Print all the records exactly, please.
------------------------------------------------
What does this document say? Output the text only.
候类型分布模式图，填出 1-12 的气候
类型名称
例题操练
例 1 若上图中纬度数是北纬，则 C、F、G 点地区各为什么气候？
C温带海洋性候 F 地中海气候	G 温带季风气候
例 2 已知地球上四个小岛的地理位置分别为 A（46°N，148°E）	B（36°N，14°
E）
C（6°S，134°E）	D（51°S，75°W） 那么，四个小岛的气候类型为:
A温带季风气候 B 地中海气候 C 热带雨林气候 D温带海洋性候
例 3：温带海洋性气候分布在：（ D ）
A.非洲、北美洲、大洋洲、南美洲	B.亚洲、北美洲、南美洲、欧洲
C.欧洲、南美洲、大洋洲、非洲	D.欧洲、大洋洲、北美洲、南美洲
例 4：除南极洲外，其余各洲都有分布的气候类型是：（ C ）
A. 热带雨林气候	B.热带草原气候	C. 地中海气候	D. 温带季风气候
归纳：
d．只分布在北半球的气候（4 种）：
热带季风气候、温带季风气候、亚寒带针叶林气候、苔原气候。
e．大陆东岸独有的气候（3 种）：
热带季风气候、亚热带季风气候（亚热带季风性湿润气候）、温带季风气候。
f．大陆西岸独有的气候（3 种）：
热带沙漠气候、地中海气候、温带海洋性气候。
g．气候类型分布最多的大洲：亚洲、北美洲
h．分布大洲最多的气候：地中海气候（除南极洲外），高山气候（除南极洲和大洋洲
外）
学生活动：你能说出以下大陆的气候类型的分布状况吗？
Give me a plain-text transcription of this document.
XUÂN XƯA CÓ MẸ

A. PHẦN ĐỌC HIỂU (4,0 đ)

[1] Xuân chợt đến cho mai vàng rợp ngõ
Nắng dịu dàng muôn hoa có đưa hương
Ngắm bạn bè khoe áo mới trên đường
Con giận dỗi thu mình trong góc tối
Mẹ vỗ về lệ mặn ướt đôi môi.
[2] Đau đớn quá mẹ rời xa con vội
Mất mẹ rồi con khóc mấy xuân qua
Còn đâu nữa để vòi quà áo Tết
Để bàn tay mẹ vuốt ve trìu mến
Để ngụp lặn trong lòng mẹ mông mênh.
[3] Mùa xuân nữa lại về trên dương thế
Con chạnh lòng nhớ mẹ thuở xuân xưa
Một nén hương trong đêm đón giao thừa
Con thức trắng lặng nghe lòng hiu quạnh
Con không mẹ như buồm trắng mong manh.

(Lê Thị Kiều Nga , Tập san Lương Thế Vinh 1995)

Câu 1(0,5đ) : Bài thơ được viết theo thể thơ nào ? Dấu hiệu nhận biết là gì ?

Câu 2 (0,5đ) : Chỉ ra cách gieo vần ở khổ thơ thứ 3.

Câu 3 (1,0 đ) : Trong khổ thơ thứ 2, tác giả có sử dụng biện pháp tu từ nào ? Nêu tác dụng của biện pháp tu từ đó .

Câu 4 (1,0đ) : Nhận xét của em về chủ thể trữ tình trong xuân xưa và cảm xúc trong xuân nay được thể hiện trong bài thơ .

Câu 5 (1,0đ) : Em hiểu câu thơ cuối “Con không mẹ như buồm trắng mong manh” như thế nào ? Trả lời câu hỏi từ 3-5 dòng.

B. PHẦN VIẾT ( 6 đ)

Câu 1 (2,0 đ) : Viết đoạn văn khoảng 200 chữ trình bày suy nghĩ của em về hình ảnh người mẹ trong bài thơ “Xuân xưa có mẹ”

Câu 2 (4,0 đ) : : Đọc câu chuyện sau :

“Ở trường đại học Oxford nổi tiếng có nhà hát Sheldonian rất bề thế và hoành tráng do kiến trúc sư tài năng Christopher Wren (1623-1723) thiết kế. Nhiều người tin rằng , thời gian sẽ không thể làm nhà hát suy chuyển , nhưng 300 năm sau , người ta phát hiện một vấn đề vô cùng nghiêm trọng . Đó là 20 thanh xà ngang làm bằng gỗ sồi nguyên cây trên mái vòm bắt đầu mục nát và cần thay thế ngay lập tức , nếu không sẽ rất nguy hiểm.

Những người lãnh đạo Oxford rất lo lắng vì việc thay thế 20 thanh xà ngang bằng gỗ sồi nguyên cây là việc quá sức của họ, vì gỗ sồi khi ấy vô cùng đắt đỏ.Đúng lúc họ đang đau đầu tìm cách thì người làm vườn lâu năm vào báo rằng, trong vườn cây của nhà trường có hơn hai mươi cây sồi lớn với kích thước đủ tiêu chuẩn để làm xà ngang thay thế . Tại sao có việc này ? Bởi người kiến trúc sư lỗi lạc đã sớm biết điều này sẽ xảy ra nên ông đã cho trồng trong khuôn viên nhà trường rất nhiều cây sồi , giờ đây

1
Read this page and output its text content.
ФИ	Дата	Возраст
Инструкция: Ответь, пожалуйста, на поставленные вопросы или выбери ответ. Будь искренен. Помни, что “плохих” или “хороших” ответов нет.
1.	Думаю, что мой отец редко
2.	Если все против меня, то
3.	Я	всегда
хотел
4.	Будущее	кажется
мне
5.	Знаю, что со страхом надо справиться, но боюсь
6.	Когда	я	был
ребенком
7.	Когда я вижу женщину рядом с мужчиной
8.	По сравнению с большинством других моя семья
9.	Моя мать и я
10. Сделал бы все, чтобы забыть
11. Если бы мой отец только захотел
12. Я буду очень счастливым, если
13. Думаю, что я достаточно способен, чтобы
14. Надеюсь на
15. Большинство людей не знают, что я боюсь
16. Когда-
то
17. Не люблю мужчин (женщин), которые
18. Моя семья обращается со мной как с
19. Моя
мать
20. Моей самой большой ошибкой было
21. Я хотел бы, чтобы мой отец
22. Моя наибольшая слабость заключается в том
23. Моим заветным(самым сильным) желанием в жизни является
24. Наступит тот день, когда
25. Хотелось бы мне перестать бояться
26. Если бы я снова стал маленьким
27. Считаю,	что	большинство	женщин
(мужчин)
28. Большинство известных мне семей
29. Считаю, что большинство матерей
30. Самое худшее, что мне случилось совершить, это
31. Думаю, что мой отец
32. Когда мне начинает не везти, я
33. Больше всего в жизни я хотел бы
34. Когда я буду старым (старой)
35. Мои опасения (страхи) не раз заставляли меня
------------------------------------------------
WRITTEN SOLUTION
What does this document say? Output the text only.
候类型分布模式图，填出 1-12 的气候
类型名称
例题操练
例 1 若上图中纬度数是北纬，则 C、F、G 点地区各为什么气候？
C温带海洋性候 F 地中海气候	G 温带季风气候
例 2 已知地球上四个小岛的地理位置分别为 A（46°N，148°E）	B（36°N，14°
E）
C（6°S，134°E）	D（51°S，75°W） 那么，四个小岛的气候类型为:
A温带季风气候 B 地中海气候 C 热带雨林气候 D温带海洋性候
例 3：温带海洋性气候分布在：（ D ）
A.非洲、北美洲、大洋洲、南美洲	B.亚洲、北美洲、南美洲、欧洲
C.欧洲、南美洲、大洋洲、非洲	D.欧洲、大洋洲、北美洲、南美洲
例 4：除南极洲外，其余各洲都有分布的气候类型是：（ C ）
A. 热带雨林气候	B.热带草原气候	C. 地中海气候	D. 温带季风气候
归纳：
d．只分布在北半球的气候（4 种）：
热带季风气候、温带季风气候、亚寒带针叶林气候、苔原气候。
e．大陆东岸独有的气候（3 种）：
热带季风气候、亚热带季风气候（亚热带季风性湿润气候）、温带季风气候。
f．大陆西岸独有的气候（3 种）：
热带沙漠气候、地中海气候、温带海洋性气候。
g．气候类型分布最多的大洲：亚洲、北美洲
h．分布大洲最多的气候：地中海气候（除南极洲外），高山气候（除南极洲和大洋洲
外）
学生活动：你能说出以下大陆的气候类型的分布状况吗？
Give me a plain-text transcription of this document.
XUÂN XƯA CÓ MẸ

A. PHẦN ĐỌC HIỂU (4,0 đ)

[1] Xuân chợt đến cho mai vàng rợp ngõ
Nắng dịu dàng muôn hoa có đưa hương
Ngắm bạn bè khoe áo mới trên đường
Con giận dỗi thu mình trong góc tối
Mẹ vỗ về lệ mặn ướt đôi môi.
[2] Đau đớn quá mẹ rời xa con vội
Mất mẹ rồi con khóc mấy xuân qua
Còn đâu nữa để vòi quà áo Tết
Để bàn tay mẹ vuốt ve trìu mến
Để ngụp lặn trong lòng mẹ mông mênh.
[3] Mùa xuân nữa lại về trên dương thế
Con chạnh lòng nhớ mẹ thuở xuân xưa
Một nén hương trong đêm đón giao thừa
Con thức trắng lặng nghe lòng hiu quạnh
Con không mẹ như buồm trắng mong manh.

(Lê Thị Kiều Nga , Tập san Lương Thế Vinh 1995)

Câu 1(0,5đ) : Bài thơ được viết theo thể thơ nào ? Dấu hiệu nhận biết là gì ?

Câu 2 (0,5đ) : Chỉ ra cách gieo vần ở khổ thơ thứ 3.

Câu 3 (1,0 đ) : Trong khổ thơ thứ 2, tác giả có sử dụng biện pháp tu từ nào ? Nêu tác dụng của biện pháp tu từ đó .

Câu 4 (1,0đ) : Nhận xét của em về chủ thể trữ tình trong xuân xưa và cảm xúc trong xuân nay được thể hiện trong bài thơ .

Câu 5 (1,0đ) : Em hiểu câu thơ cuối “Con không mẹ như buồm trắng mong manh” như thế nào ? Trả lời câu hỏi từ 3-5 dòng.

B. PHẦN VIẾT ( 6 đ)

Câu 1 (2,0 đ) : Viết đoạn văn khoảng 200 chữ trình bày suy nghĩ của em về hình ảnh người mẹ trong bài thơ “Xuân xưa có mẹ”

Câu 2 (4,0 đ) : : Đọc câu chuyện sau :

“Ở trường đại học Oxford nổi tiếng có nhà hát Sheldonian rất bề thế và hoành tráng do kiến trúc sư tài năng Christopher Wren (1623-1723) thiết kế. Nhiều người tin rằng , thời gian sẽ không thể làm nhà hát suy chuyển , nhưng 300 năm sau , người ta phát hiện một vấn đề vô cùng nghiêm trọng . Đó là 20 thanh xà ngang làm bằng gỗ sồi nguyên cây trên mái vòm bắt đầu mục nát và cần thay thế ngay lập tức , nếu không sẽ rất nguy hiểm.

Những người lãnh đạo Oxford rất lo lắng vì việc thay thế 20 thanh xà ngang bằng gỗ sồi nguyên cây là việc quá sức của họ, vì gỗ sồi khi ấy vô cùng đắt đỏ.Đúng lúc họ đang đau đầu tìm cách thì người làm vườn lâu năm vào báo rằng, trong vườn cây của nhà trường có hơn hai mươi cây sồi lớn với kích thước đủ tiêu chuẩn để làm xà ngang thay thế . Tại sao có việc này ? Bởi người kiến trúc sư lỗi lạc đã sớm biết điều này sẽ xảy ra nên ông đã cho trồng trong khuôn viên nhà trường rất nhiều cây sồi , giờ đây

1
Read this page and output its text content.
ФИ	Дата	Возраст
Инструкция: Ответь, пожалуйста, на поставленные вопросы или выбери ответ. Будь искренен. Помни, что “плохих” или “хороших” ответов нет.
1.	Думаю, что мой отец редко
2.	Если все против меня, то
3.	Я	всегда
хотел
4.	Будущее	кажется
мне
5.	Знаю, что со страхом надо справиться, но боюсь
6.	Когда	я	был
ребенком
7.	Когда я вижу женщину рядом с мужчиной
8.	По сравнению с большинством других моя семья
9.	Моя мать и я
10. Сделал бы все, чтобы забыть
11. Если бы мой отец только захотел
12. Я буду очень счастливым, если
13. Думаю, что я достаточно способен, чтобы
14. Надеюсь на
15. Большинство людей не знают, что я боюсь
16. Когда-
то
17. Не люблю мужчин (женщин), которые
18. Моя семья обращается со мной как с
19. Моя
мать
20. Моей самой большой ошибкой было
21. Я хотел бы, чтобы мой отец
22. Моя наибольшая слабость заключается в том
23. Моим заветным(самым сильным) желанием в жизни является
24. Наступит тот день, когда
25. Хотелось бы мне перестать бояться
26. Если бы я снова стал маленьким
27. Считаю,	что	большинство	женщин
(мужчин)
28. Большинство известных мне семей
29. Считаю, что большинство матерей
30. Самое худшее, что мне случилось совершить, это
31. Думаю, что мой отец
32. Когда мне начинает не везти, я
33. Больше всего в жизни я хотел бы
34. Когда я буду старым (старой)
35. Мои опасения (страхи) не раз заставляли меня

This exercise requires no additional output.